§ **Stored records**
★ ★ ★ ★
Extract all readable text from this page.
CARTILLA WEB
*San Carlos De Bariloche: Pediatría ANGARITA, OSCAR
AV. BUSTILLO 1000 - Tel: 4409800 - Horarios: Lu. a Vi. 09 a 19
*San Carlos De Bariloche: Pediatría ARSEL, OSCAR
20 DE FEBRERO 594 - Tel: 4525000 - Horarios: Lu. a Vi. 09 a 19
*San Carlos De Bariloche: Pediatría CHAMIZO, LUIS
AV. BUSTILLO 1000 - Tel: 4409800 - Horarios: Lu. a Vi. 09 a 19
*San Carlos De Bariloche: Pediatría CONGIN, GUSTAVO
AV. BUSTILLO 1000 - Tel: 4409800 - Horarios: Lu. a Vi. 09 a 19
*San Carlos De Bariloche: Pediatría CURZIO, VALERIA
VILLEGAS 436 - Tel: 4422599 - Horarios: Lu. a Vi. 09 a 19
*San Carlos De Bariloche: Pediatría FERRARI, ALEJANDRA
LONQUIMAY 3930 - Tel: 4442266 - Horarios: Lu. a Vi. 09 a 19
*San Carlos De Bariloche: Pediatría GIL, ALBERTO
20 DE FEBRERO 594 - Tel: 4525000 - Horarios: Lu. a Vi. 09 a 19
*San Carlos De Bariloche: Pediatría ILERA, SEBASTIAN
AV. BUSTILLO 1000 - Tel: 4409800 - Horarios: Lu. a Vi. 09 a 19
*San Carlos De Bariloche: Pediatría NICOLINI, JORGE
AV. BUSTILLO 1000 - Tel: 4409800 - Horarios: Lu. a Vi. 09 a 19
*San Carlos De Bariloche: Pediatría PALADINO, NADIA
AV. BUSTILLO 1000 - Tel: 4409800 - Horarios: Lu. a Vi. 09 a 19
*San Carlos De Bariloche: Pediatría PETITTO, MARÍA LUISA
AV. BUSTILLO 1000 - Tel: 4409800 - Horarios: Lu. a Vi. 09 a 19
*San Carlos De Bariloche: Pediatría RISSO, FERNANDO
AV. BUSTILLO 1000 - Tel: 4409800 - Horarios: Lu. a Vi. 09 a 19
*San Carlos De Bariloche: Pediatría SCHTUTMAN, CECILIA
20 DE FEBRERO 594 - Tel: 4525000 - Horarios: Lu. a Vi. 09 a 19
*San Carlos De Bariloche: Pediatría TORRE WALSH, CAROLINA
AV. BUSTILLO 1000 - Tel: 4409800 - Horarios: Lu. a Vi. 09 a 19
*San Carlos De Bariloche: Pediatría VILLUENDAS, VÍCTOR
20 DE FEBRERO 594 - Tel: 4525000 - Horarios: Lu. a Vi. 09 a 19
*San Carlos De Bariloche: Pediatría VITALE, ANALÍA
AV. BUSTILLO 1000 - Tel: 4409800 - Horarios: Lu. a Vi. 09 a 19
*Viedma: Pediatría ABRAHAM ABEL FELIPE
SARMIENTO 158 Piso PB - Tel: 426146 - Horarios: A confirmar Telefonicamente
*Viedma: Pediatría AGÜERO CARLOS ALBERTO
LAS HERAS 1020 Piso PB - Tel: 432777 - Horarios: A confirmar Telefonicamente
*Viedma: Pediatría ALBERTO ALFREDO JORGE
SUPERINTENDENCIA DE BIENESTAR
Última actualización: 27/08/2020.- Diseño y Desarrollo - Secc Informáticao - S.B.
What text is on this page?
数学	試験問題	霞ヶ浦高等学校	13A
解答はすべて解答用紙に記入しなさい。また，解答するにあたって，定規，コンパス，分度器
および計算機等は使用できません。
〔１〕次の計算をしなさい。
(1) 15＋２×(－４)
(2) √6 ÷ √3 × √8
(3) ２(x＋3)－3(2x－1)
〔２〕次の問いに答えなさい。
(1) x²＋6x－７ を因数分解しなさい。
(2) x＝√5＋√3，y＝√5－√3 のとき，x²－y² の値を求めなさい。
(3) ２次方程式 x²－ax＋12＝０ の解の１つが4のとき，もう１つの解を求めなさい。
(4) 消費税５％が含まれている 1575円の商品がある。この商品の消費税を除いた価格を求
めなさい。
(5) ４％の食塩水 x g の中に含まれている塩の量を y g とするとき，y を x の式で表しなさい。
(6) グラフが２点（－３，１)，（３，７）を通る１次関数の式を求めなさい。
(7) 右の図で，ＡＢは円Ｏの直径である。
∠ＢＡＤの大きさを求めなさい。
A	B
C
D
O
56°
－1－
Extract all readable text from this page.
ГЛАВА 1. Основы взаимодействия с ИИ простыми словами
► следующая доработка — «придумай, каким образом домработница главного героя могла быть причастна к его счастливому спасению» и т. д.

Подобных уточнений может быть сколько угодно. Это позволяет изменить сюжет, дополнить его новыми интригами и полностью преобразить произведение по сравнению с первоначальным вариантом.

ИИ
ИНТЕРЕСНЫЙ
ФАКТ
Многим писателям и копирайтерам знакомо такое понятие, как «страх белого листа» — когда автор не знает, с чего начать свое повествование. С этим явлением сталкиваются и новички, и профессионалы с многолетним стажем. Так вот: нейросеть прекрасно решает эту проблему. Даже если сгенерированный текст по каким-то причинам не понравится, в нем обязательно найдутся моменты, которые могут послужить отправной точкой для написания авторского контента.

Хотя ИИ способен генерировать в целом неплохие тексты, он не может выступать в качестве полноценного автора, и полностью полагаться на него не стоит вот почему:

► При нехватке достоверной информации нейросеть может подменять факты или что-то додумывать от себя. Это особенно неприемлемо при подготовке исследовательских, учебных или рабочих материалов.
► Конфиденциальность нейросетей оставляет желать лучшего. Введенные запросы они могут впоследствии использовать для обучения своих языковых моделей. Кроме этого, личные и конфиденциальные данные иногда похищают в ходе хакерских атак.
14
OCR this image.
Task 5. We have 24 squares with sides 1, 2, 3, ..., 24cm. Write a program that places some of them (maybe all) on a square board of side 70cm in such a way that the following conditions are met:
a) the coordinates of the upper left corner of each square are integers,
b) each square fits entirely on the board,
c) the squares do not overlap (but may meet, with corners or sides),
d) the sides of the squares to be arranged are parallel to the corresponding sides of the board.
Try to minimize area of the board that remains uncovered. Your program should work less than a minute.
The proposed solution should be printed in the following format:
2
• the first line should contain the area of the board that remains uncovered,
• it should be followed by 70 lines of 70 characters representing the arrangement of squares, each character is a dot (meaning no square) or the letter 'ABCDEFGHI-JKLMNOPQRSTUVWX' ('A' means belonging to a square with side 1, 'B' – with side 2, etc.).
★ ★ ★ ★
§ **What is asked**
Make an exact copy of the data above.

§ **Exercise answer**
Extract all readable text from this page.
CARTILLA WEB
*San Carlos De Bariloche: Pediatría ANGARITA, OSCAR
AV. BUSTILLO 1000 - Tel: 4409800 - Horarios: Lu. a Vi. 09 a 19
*San Carlos De Bariloche: Pediatría ARSEL, OSCAR
20 DE FEBRERO 594 - Tel: 4525000 - Horarios: Lu. a Vi. 09 a 19
*San Carlos De Bariloche: Pediatría CHAMIZO, LUIS
AV. BUSTILLO 1000 - Tel: 4409800 - Horarios: Lu. a Vi. 09 a 19
*San Carlos De Bariloche: Pediatría CONGIN, GUSTAVO
AV. BUSTILLO 1000 - Tel: 4409800 - Horarios: Lu. a Vi. 09 a 19
*San Carlos De Bariloche: Pediatría CURZIO, VALERIA
VILLEGAS 436 - Tel: 4422599 - Horarios: Lu. a Vi. 09 a 19
*San Carlos De Bariloche: Pediatría FERRARI, ALEJANDRA
LONQUIMAY 3930 - Tel: 4442266 - Horarios: Lu. a Vi. 09 a 19
*San Carlos De Bariloche: Pediatría GIL, ALBERTO
20 DE FEBRERO 594 - Tel: 4525000 - Horarios: Lu. a Vi. 09 a 19
*San Carlos De Bariloche: Pediatría ILERA, SEBASTIAN
AV. BUSTILLO 1000 - Tel: 4409800 - Horarios: Lu. a Vi. 09 a 19
*San Carlos De Bariloche: Pediatría NICOLINI, JORGE
AV. BUSTILLO 1000 - Tel: 4409800 - Horarios: Lu. a Vi. 09 a 19
*San Carlos De Bariloche: Pediatría PALADINO, NADIA
AV. BUSTILLO 1000 - Tel: 4409800 - Horarios: Lu. a Vi. 09 a 19
*San Carlos De Bariloche: Pediatría PETITTO, MARÍA LUISA
AV. BUSTILLO 1000 - Tel: 4409800 - Horarios: Lu. a Vi. 09 a 19
*San Carlos De Bariloche: Pediatría RISSO, FERNANDO
AV. BUSTILLO 1000 - Tel: 4409800 - Horarios: Lu. a Vi. 09 a 19
*San Carlos De Bariloche: Pediatría SCHTUTMAN, CECILIA
20 DE FEBRERO 594 - Tel: 4525000 - Horarios: Lu. a Vi. 09 a 19
*San Carlos De Bariloche: Pediatría TORRE WALSH, CAROLINA
AV. BUSTILLO 1000 - Tel: 4409800 - Horarios: Lu. a Vi. 09 a 19
*San Carlos De Bariloche: Pediatría VILLUENDAS, VÍCTOR
20 DE FEBRERO 594 - Tel: 4525000 - Horarios: Lu. a Vi. 09 a 19
*San Carlos De Bariloche: Pediatría VITALE, ANALÍA
AV. BUSTILLO 1000 - Tel: 4409800 - Horarios: Lu. a Vi. 09 a 19
*Viedma: Pediatría ABRAHAM ABEL FELIPE
SARMIENTO 158 Piso PB - Tel: 426146 - Horarios: A confirmar Telefonicamente
*Viedma: Pediatría AGÜERO CARLOS ALBERTO
LAS HERAS 1020 Piso PB - Tel: 432777 - Horarios: A confirmar Telefonicamente
*Viedma: Pediatría ALBERTO ALFREDO JORGE
SUPERINTENDENCIA DE BIENESTAR
Última actualización: 27/08/2020.- Diseño y Desarrollo - Secc Informáticao - S.B.
What text is on this page?
数学	試験問題	霞ヶ浦高等学校	13A
解答はすべて解答用紙に記入しなさい。また，解答するにあたって，定規，コンパス，分度器
および計算機等は使用できません。
〔１〕次の計算をしなさい。
(1) 15＋２×(－４)
(2) √6 ÷ √3 × √8
(3) ２(x＋3)－3(2x－1)
〔２〕次の問いに答えなさい。
(1) x²＋6x－７ を因数分解しなさい。
(2) x＝√5＋√3，y＝√5－√3 のとき，x²－y² の値を求めなさい。
(3) ２次方程式 x²－ax＋12＝０ の解の１つが4のとき，もう１つの解を求めなさい。
(4) 消費税５％が含まれている 1575円の商品がある。この商品の消費税を除いた価格を求
めなさい。
(5) ４％の食塩水 x g の中に含まれている塩の量を y g とするとき，y を x の式で表しなさい。
(6) グラフが２点（－３，１)，（３，７）を通る１次関数の式を求めなさい。
(7) 右の図で，ＡＢは円Ｏの直径である。
∠ＢＡＤの大きさを求めなさい。
A	B
C
D
O
56°
－1－
Extract all readable text from this page.
ГЛАВА 1. Основы взаимодействия с ИИ простыми словами
► следующая доработка — «придумай, каким образом домработница главного героя могла быть причастна к его счастливому спасению» и т. д.

Подобных уточнений может быть сколько угодно. Это позволяет изменить сюжет, дополнить его новыми интригами и полностью преобразить произведение по сравнению с первоначальным вариантом.

ИИ
ИНТЕРЕСНЫЙ
ФАКТ
Многим писателям и копирайтерам знакомо такое понятие, как «страх белого листа» — когда автор не знает, с чего начать свое повествование. С этим явлением сталкиваются и новички, и профессионалы с многолетним стажем. Так вот: нейросеть прекрасно решает эту проблему. Даже если сгенерированный текст по каким-то причинам не понравится, в нем обязательно найдутся моменты, которые могут послужить отправной точкой для написания авторского контента.

Хотя ИИ способен генерировать в целом неплохие тексты, он не может выступать в качестве полноценного автора, и полностью полагаться на него не стоит вот почему:

► При нехватке достоверной информации нейросеть может подменять факты или что-то додумывать от себя. Это особенно неприемлемо при подготовке исследовательских, учебных или рабочих материалов.
► Конфиденциальность нейросетей оставляет желать лучшего. Введенные запросы они могут впоследствии использовать для обучения своих языковых моделей. Кроме этого, личные и конфиденциальные данные иногда похищают в ходе хакерских атак.
14
OCR this image.
Task 5. We have 24 squares with sides 1, 2, 3, ..., 24cm. Write a program that places some of them (maybe all) on a square board of side 70cm in such a way that the following conditions are met:
a) the coordinates of the upper left corner of each square are integers,
b) each square fits entirely on the board,
c) the squares do not overlap (but may meet, with corners or sides),
d) the sides of the squares to be arranged are parallel to the corresponding sides of the board.
Try to minimize area of the board that remains uncovered. Your program should work less than a minute.
The proposed solution should be printed in the following format:
2
• the first line should contain the area of the board that remains uncovered,
• it should be followed by 70 lines of 70 characters representing the arrangement of squares, each character is a dot (meaning no square) or the letter 'ABCDEFGHI-JKLMNOPQRSTUVWX' ('A' means belonging to a square with side 1, 'B' – with side 2, etc.).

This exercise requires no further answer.